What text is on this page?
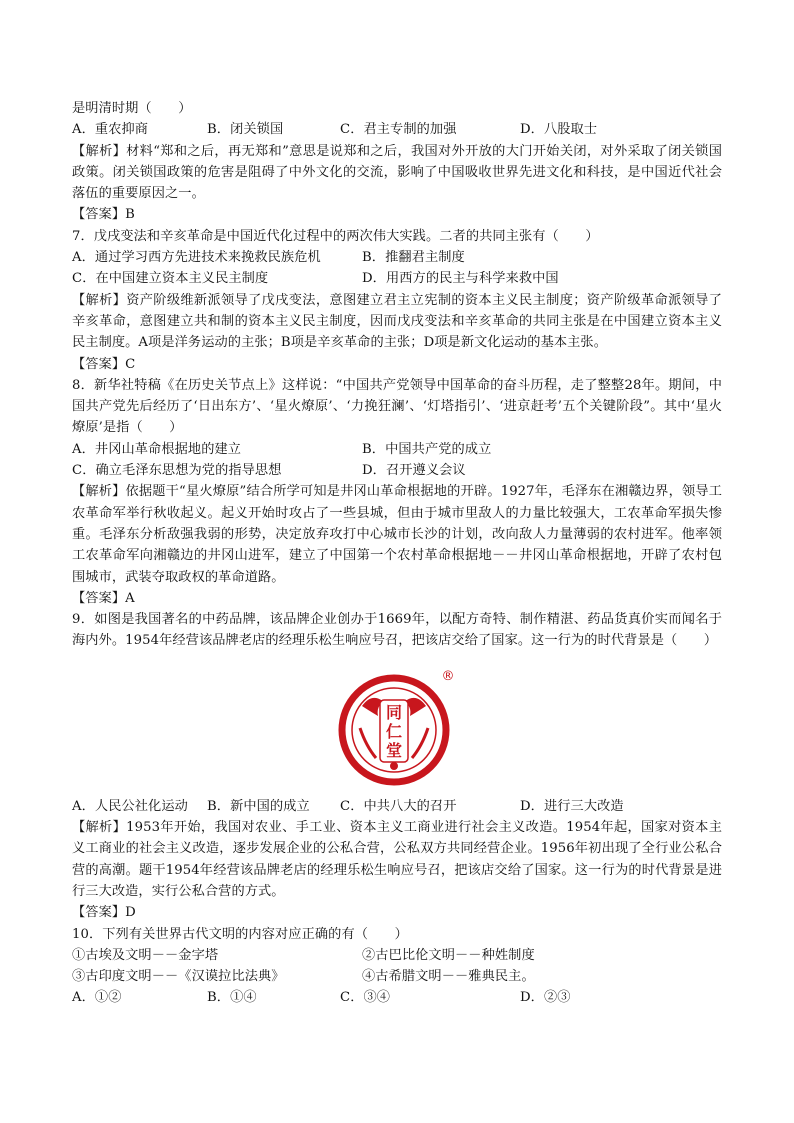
是明清时期（　　）
A．重农抑商	B．闭关锁国	C．君主专制的加强	D．八股取士
【解析】材料“郑和之后，再无郑和”意思是说郑和之后，我国对外开放的大门开始关闭，对外采取了闭关锁国政策。闭关锁国政策的危害是阻碍了中外文化的交流，影响了中国吸收世界先进文化和科技，是中国近代社会落伍的重要原因之一。
【答案】B
7．戊戌变法和辛亥革命是中国近代化过程中的两次伟大实践。二者的共同主张有（　　）
A．通过学习西方先进技术来挽救民族危机	B．推翻君主制度
C．在中国建立资本主义民主制度	D．用西方的民主与科学来救中国
【解析】资产阶级维新派领导了戊戌变法，意图建立君主立宪制的资本主义民主制度；资产阶级革命派领导了辛亥革命，意图建立共和制的资本主义民主制度，因而戊戌变法和辛亥革命的共同主张是在中国建立资本主义民主制度。A项是洋务运动的主张；B项是辛亥革命的主张；D项是新文化运动的基本主张。
【答案】C
8．新华社特稿《在历史关节点上》这样说：“中国共产党领导中国革命的奋斗历程，走了整整28年。期间，中国共产党先后经历了‘日出东方’、‘星火燎原’、‘力挽狂澜’、‘灯塔指引’、‘进京赶考’五个关键阶段”。其中‘星火燎原’是指（　　）
A．井冈山革命根据地的建立	B．中国共产党的成立
C．确立毛泽东思想为党的指导思想	D．召开遵义会议
【解析】依据题干“星火燎原”结合所学可知是井冈山革命根据地的开辟。1927年，毛泽东在湘赣边界，领导工农革命军举行秋收起义。起义开始时攻占了一些县城，但由于城市里敌人的力量比较强大，工农革命军损失惨重。毛泽东分析敌强我弱的形势，决定放弃攻打中心城市长沙的计划，改向敌人力量薄弱的农村进军。他率领工农革命军向湘赣边的井冈山进军，建立了中国第一个农村革命根据地－－井冈山革命根据地，开辟了农村包围城市，武装夺取政权的革命道路。
【答案】A
9．如图是我国著名的中药品牌，该品牌企业创办于1669年，以配方奇特、制作精湛、药品货真价实而闻名于海内外。1954年经营该品牌老店的经理乐松生响应号召，把该店交给了国家。这一行为的时代背景是（　　）
同
仁
堂
®
A．人民公社化运动	B．新中国的成立	C．中共八大的召开	D．进行三大改造
【解析】1953年开始，我国对农业、手工业、资本主义工商业进行社会主义改造。1954年起，国家对资本主义工商业的社会主义改造，逐步发展企业的公私合营，公私双方共同经营企业。1956年初出现了全行业公私合营的高潮。题干1954年经营该品牌老店的经理乐松生响应号召，把该店交给了国家。这一行为的时代背景是进行三大改造，实行公私合营的方式。
【答案】D
10．下列有关世界古代文明的内容对应正确的有（　　）
①古埃及文明－－金字塔	②古巴比伦文明－－种姓制度
③古印度文明－－《汉谟拉比法典》	④古希腊文明－－雅典民主。
A．①②	B．①④	C．③④	D．②③
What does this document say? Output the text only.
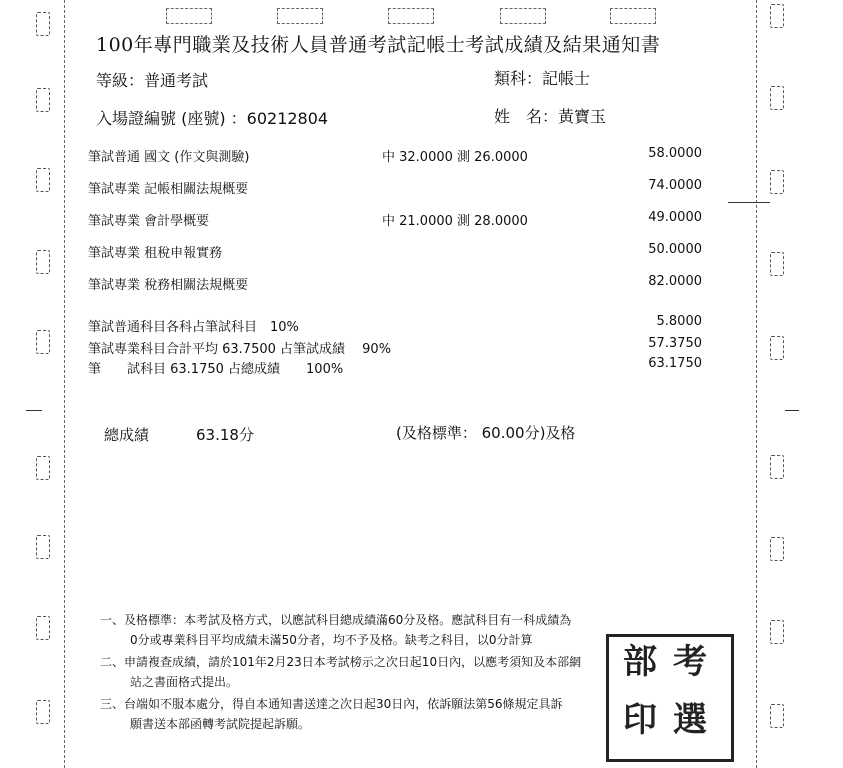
100年專門職業及技術人員普通考試記帳士考試成績及結果通知書
等級：普通考試	類科：記帳士
入場證編號 (座號) ：60212804	姓　名：黃寶玉
筆試普通 國文 (作文與測驗)	中 32.0000 測 26.0000	58.0000
筆試專業 記帳相關法規概要	74.0000
筆試專業 會計學概要	中 21.0000 測 28.0000	49.0000
筆試專業 租稅申報實務	50.0000
筆試專業 稅務相關法規概要	82.0000
筆試普通科目各科占筆試科目　10%	5.8000
筆試專業科目合計平均 63.7500 占筆試成績　 90%	57.3750
筆　　試科目 63.1750 占總成績　　100%	63.1750
總成績	63.18分	(及格標準： 60.00分)及格
一、及格標準：本考試及格方式，以應試科目總成績滿60分及格。應試科目有一科成績為
0分或專業科目平均成績未滿50分者，均不予及格。缺考之科目，以0分計算
二、申請複查成績，請於101年2月23日本考試榜示之次日起10日內，以應考須知及本部網
站之書面格式提出。
三、台端如不服本處分，得自本通知書送達之次日起30日內，依訴願法第56條規定具訴
願書送本部函轉考試院提起訴願。
考
選
部
印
_ _ _
→ WORK TO COMPLETE
Using the material above, retype each entry exactly and omit the pictures.

→ FINISHED EXERCISE
What text is on this page?
是明清时期（　　）
A．重农抑商	B．闭关锁国	C．君主专制的加强	D．八股取士
【解析】材料“郑和之后，再无郑和”意思是说郑和之后，我国对外开放的大门开始关闭，对外采取了闭关锁国政策。闭关锁国政策的危害是阻碍了中外文化的交流，影响了中国吸收世界先进文化和科技，是中国近代社会落伍的重要原因之一。
【答案】B
7．戊戌变法和辛亥革命是中国近代化过程中的两次伟大实践。二者的共同主张有（　　）
A．通过学习西方先进技术来挽救民族危机	B．推翻君主制度
C．在中国建立资本主义民主制度	D．用西方的民主与科学来救中国
【解析】资产阶级维新派领导了戊戌变法，意图建立君主立宪制的资本主义民主制度；资产阶级革命派领导了辛亥革命，意图建立共和制的资本主义民主制度，因而戊戌变法和辛亥革命的共同主张是在中国建立资本主义民主制度。A项是洋务运动的主张；B项是辛亥革命的主张；D项是新文化运动的基本主张。
【答案】C
8．新华社特稿《在历史关节点上》这样说：“中国共产党领导中国革命的奋斗历程，走了整整28年。期间，中国共产党先后经历了‘日出东方’、‘星火燎原’、‘力挽狂澜’、‘灯塔指引’、‘进京赶考’五个关键阶段”。其中‘星火燎原’是指（　　）
A．井冈山革命根据地的建立	B．中国共产党的成立
C．确立毛泽东思想为党的指导思想	D．召开遵义会议
【解析】依据题干“星火燎原”结合所学可知是井冈山革命根据地的开辟。1927年，毛泽东在湘赣边界，领导工农革命军举行秋收起义。起义开始时攻占了一些县城，但由于城市里敌人的力量比较强大，工农革命军损失惨重。毛泽东分析敌强我弱的形势，决定放弃攻打中心城市长沙的计划，改向敌人力量薄弱的农村进军。他率领工农革命军向湘赣边的井冈山进军，建立了中国第一个农村革命根据地－－井冈山革命根据地，开辟了农村包围城市，武装夺取政权的革命道路。
【答案】A
9．如图是我国著名的中药品牌，该品牌企业创办于1669年，以配方奇特、制作精湛、药品货真价实而闻名于海内外。1954年经营该品牌老店的经理乐松生响应号召，把该店交给了国家。这一行为的时代背景是（　　）
同
仁
堂
®
A．人民公社化运动	B．新中国的成立	C．中共八大的召开	D．进行三大改造
【解析】1953年开始，我国对农业、手工业、资本主义工商业进行社会主义改造。1954年起，国家对资本主义工商业的社会主义改造，逐步发展企业的公私合营，公私双方共同经营企业。1956年初出现了全行业公私合营的高潮。题干1954年经营该品牌老店的经理乐松生响应号召，把该店交给了国家。这一行为的时代背景是进行三大改造，实行公私合营的方式。
【答案】D
10．下列有关世界古代文明的内容对应正确的有（　　）
①古埃及文明－－金字塔	②古巴比伦文明－－种姓制度
③古印度文明－－《汉谟拉比法典》	④古希腊文明－－雅典民主。
A．①②	B．①④	C．③④	D．②③
What does this document say? Output the text only.
100年專門職業及技術人員普通考試記帳士考試成績及結果通知書
等級：普通考試	類科：記帳士
入場證編號 (座號) ：60212804	姓　名：黃寶玉
筆試普通 國文 (作文與測驗)	中 32.0000 測 26.0000	58.0000
筆試專業 記帳相關法規概要	74.0000
筆試專業 會計學概要	中 21.0000 測 28.0000	49.0000
筆試專業 租稅申報實務	50.0000
筆試專業 稅務相關法規概要	82.0000
筆試普通科目各科占筆試科目　10%	5.8000
筆試專業科目合計平均 63.7500 占筆試成績　 90%	57.3750
筆　　試科目 63.1750 占總成績　　100%	63.1750
總成績	63.18分	(及格標準： 60.00分)及格
一、及格標準：本考試及格方式，以應試科目總成績滿60分及格。應試科目有一科成績為
0分或專業科目平均成績未滿50分者，均不予及格。缺考之科目，以0分計算
二、申請複查成績，請於101年2月23日本考試榜示之次日起10日內，以應考須知及本部網
站之書面格式提出。
三、台端如不服本處分，得自本通知書送達之次日起30日內，依訴願法第56條規定具訴
願書送本部函轉考試院提起訴願。
考
選
部
印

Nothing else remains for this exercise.